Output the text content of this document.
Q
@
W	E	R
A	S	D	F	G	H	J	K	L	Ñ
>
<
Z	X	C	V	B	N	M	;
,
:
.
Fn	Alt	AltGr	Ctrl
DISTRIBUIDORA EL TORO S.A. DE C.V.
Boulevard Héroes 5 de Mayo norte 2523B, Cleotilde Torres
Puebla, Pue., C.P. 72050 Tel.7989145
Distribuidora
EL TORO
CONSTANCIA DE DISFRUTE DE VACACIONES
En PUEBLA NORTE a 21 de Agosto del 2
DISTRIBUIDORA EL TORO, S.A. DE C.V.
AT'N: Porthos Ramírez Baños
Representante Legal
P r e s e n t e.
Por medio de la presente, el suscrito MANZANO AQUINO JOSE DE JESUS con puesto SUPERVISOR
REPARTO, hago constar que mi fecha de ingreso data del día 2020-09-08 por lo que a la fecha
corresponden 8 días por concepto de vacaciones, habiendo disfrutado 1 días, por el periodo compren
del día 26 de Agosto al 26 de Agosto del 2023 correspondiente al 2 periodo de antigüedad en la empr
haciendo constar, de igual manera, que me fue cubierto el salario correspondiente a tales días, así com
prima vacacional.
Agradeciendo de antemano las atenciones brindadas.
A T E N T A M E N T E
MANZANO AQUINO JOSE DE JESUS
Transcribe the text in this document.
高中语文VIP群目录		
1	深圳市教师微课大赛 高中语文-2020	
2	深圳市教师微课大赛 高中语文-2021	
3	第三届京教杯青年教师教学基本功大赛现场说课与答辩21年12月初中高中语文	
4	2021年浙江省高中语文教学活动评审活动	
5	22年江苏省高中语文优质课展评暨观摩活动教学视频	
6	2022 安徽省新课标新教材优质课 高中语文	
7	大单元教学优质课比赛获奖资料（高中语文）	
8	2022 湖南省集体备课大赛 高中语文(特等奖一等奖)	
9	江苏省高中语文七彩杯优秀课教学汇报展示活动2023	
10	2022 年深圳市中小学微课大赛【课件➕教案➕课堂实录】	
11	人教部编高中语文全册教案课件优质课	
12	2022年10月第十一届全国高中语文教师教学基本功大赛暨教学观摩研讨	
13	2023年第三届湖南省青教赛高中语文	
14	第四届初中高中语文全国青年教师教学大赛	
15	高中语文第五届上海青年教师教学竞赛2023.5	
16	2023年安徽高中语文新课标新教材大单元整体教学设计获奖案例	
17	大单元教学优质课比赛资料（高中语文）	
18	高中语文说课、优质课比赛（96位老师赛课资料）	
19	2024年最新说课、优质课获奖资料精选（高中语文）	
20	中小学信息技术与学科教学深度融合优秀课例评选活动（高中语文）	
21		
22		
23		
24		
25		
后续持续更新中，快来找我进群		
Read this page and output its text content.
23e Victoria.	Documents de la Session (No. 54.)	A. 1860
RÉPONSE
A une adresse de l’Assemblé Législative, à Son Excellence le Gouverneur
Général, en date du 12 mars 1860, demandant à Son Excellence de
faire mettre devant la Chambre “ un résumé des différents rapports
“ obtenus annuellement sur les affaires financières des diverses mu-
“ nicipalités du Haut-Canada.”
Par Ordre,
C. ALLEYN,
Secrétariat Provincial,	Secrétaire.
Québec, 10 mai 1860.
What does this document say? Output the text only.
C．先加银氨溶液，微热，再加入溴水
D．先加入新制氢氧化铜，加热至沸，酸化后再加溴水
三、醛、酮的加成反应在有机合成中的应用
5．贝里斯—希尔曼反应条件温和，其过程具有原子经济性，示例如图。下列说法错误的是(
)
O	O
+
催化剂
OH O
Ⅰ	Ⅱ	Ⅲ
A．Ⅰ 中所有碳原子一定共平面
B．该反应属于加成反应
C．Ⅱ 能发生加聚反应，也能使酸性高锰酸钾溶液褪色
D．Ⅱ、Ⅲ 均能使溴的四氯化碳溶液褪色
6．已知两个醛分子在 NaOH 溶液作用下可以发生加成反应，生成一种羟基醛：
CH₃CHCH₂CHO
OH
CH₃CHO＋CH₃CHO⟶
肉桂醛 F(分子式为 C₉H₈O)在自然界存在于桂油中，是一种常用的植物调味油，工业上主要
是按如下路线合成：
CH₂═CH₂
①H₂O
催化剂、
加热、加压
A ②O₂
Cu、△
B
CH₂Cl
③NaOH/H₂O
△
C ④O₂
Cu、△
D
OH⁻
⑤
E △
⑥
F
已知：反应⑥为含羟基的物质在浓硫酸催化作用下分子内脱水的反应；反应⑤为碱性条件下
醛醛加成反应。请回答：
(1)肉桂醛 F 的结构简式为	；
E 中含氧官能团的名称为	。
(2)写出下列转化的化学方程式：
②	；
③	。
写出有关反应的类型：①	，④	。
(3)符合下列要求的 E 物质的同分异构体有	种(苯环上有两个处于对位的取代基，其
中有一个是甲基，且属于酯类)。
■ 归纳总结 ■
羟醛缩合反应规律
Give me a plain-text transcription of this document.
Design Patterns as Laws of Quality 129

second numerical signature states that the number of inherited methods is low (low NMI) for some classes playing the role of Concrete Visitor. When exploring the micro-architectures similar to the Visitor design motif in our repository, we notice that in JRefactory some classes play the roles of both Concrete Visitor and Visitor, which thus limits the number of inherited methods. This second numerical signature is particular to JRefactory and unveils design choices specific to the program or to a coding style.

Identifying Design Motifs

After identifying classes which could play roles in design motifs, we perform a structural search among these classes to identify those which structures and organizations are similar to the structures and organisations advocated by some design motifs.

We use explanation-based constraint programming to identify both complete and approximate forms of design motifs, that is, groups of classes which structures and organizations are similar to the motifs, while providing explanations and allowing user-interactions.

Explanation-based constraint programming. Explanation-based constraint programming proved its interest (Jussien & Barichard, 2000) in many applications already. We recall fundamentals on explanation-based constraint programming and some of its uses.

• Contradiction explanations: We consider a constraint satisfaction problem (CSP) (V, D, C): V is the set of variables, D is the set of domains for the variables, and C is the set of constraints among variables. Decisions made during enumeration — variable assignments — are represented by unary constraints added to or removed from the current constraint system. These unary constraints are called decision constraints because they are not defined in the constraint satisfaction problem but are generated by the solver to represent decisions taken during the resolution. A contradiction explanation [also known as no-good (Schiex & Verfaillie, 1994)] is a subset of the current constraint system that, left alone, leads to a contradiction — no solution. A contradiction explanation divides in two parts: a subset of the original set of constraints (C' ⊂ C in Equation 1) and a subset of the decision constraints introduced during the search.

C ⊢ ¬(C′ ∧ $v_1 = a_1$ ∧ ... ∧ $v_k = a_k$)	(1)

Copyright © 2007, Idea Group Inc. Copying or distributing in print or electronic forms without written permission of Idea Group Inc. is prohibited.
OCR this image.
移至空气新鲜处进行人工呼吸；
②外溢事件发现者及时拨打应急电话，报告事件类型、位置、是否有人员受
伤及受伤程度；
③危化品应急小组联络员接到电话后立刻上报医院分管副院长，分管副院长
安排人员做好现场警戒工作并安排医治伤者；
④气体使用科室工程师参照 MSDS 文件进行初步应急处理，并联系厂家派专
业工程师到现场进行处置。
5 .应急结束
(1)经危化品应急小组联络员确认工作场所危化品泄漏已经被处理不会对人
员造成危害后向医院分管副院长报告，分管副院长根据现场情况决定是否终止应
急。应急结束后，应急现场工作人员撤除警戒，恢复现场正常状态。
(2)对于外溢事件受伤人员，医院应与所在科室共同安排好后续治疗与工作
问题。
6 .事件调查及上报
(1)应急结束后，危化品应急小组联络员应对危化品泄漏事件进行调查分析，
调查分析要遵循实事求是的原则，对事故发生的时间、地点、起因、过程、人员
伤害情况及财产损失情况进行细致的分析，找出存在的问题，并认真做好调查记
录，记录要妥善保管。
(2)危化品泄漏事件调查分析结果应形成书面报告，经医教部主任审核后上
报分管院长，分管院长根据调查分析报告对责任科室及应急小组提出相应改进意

_The problem_
Search the data for the string "JESUS". List each line that has it.

_Task output_
Por medio de la presente, el suscrito MANZANO AQUINO JOSE DE JESUS con puesto SUPERVISOR
MANZANO AQUINO JOSE DE JESUS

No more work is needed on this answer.